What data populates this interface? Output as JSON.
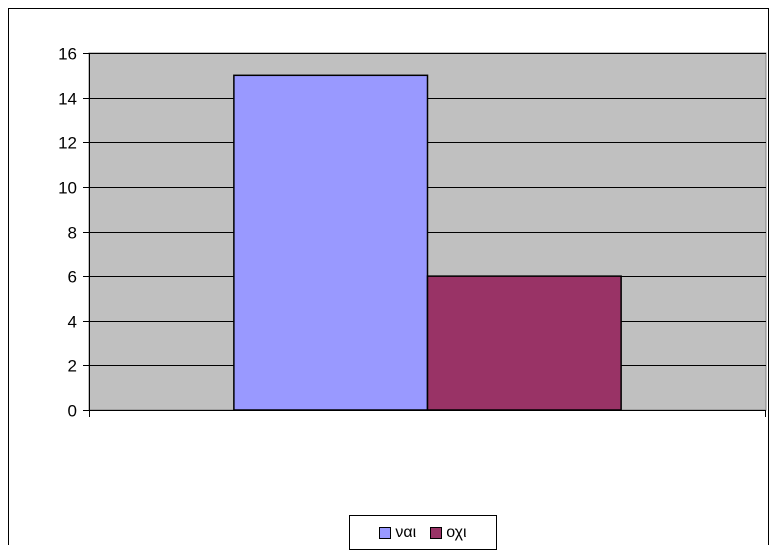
{
  "chart_data": {
    "type": "bar",
    "categories": [
      ""
    ],
    "series": [
      {
        "name": "ναι",
        "values": [
          15
        ],
        "color": "#9999ff"
      },
      {
        "name": "οχι",
        "values": [
          6
        ],
        "color": "#993366"
      }
    ],
    "title": "",
    "xlabel": "",
    "ylabel": "",
    "ylim": [
      0,
      16
    ],
    "yticks": [
      0,
      2,
      4,
      6,
      8,
      10,
      12,
      14,
      16
    ],
    "plot_background": "#c0c0c0",
    "grid": true,
    "legend": "bottom"
  }
}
**********
▸ Exercise directions:
Repeat each entry precisely as it appears. Leave the pictures out.

▸ Worked solution:
What data populates this interface? Output as JSON.
{
  "chart_data": {
    "type": "bar",
    "categories": [
      ""
    ],
    "series": [
      {
        "name": "ναι",
        "values": [
          15
        ],
        "color": "#9999ff"
      },
      {
        "name": "οχι",
        "values": [
          6
        ],
        "color": "#993366"
      }
    ],
    "title": "",
    "xlabel": "",
    "ylabel": "",
    "ylim": [
      0,
      16
    ],
    "yticks": [
      0,
      2,
      4,
      6,
      8,
      10,
      12,
      14,
      16
    ],
    "plot_background": "#c0c0c0",
    "grid": true,
    "legend": "bottom"
  }
}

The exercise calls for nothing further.